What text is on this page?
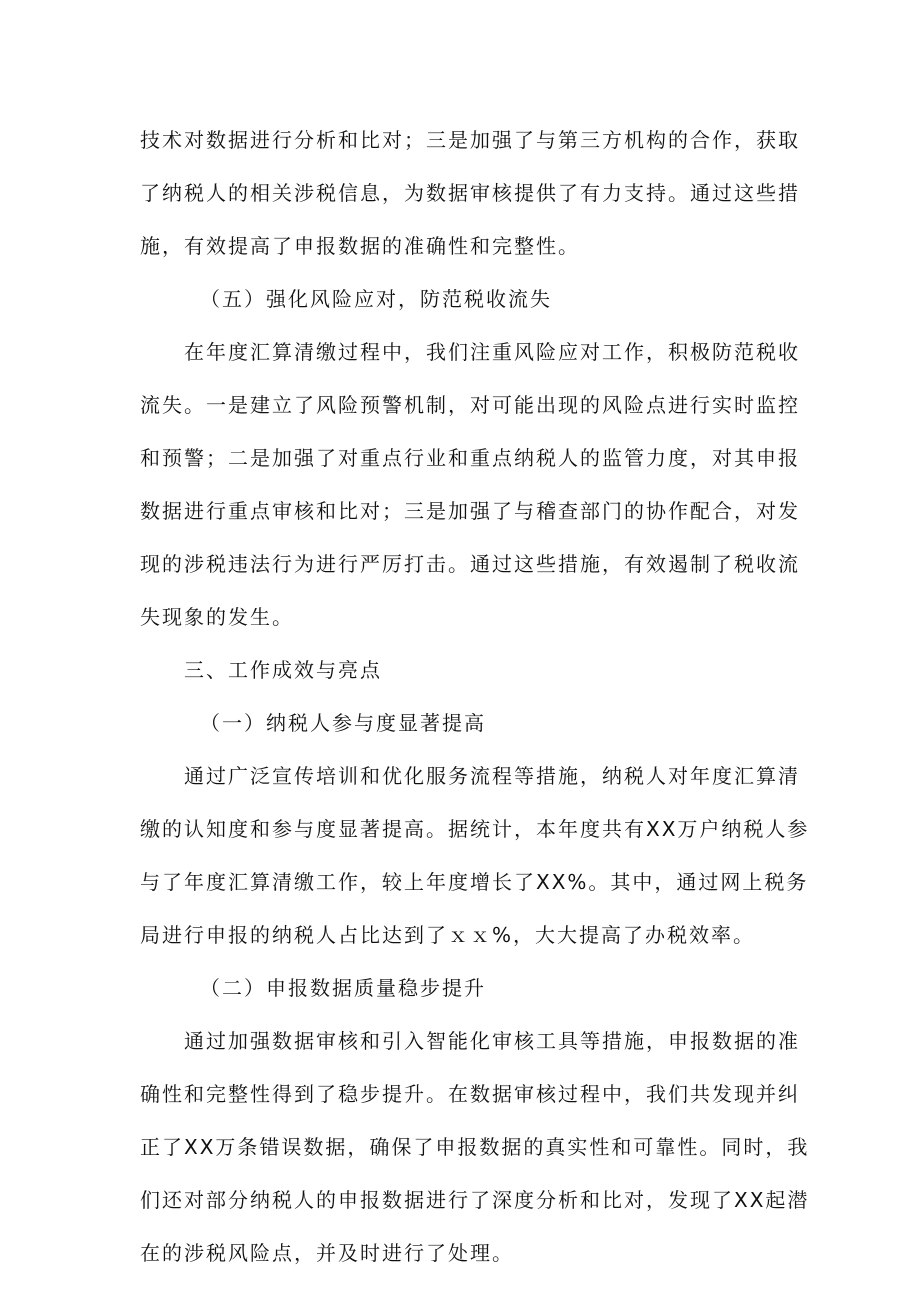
技术对数据进行分析和比对；三是加强了与第三方机构的合作，获取
了纳税人的相关涉税信息，为数据审核提供了有力支持。通过这些措
施，有效提高了申报数据的准确性和完整性。
（五）强化风险应对，防范税收流失
在年度汇算清缴过程中，我们注重风险应对工作，积极防范税收
流失。一是建立了风险预警机制，对可能出现的风险点进行实时监控
和预警；二是加强了对重点行业和重点纳税人的监管力度，对其申报
数据进行重点审核和比对；三是加强了与稽查部门的协作配合，对发
现的涉税违法行为进行严厉打击。通过这些措施，有效遏制了税收流
失现象的发生。
三、工作成效与亮点
（一）纳税人参与度显著提高
通过广泛宣传培训和优化服务流程等措施，纳税人对年度汇算清
缴的认知度和参与度显著提高。据统计，本年度共有XX万户纳税人参
与了年度汇算清缴工作，较上年度增长了XX%。其中，通过网上税务
局进行申报的纳税人占比达到了ｘｘ%，大大提高了办税效率。
（二）申报数据质量稳步提升
通过加强数据审核和引入智能化审核工具等措施，申报数据的准
确性和完整性得到了稳步提升。在数据审核过程中，我们共发现并纠
正了XX万条错误数据，确保了申报数据的真实性和可靠性。同时，我
们还对部分纳税人的申报数据进行了深度分析和比对，发现了XX起潜
在的涉税风险点，并及时进行了处理。
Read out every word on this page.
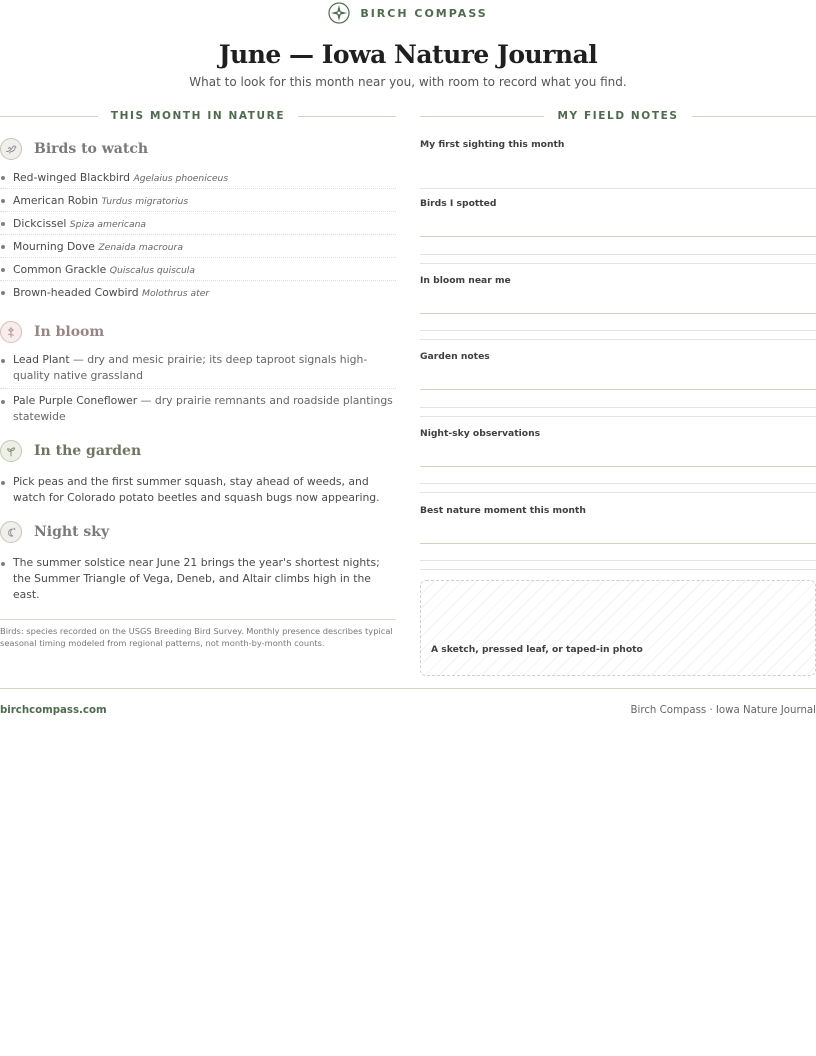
BIRCH COMPASS
June — Iowa Nature Journal
What to look for this month near you, with room to record what you find.
THIS MONTH IN NATURE	MY FIELD NOTES
Birds to watch
Red-winged Blackbird Agelaius phoeniceus
American Robin Turdus migratorius
Dickcissel Spiza americana
Mourning Dove Zenaida macroura
Common Grackle Quiscalus quiscula
Brown-headed Cowbird Molothrus ater
In bloom
Lead Plant — dry and mesic prairie; its deep taproot signals high-quality native grassland
Pale Purple Coneflower — dry prairie remnants and roadside plantings statewide
In the garden
Pick peas and the first summer squash, stay ahead of weeds, and watch for Colorado potato beetles and squash bugs now appearing.
Night sky
The summer solstice near June 21 brings the year's shortest nights; the Summer Triangle of Vega, Deneb, and Altair climbs high in the east.
Birds: species recorded on the USGS Breeding Bird Survey. Monthly presence describes typical seasonal timing modeled from regional patterns, not month-by-month counts.
My first sighting this month
Birds I spotted
In bloom near me
Garden notes
Night-sky observations
Best nature moment this month
A sketch, pressed leaf, or taped-in photo
birchcompass.com	Birch Compass · Iowa Nature Journal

*-*-*

### The task
Across the records above, count the lines holding "first" and reply with that number alone.

### Correct output
2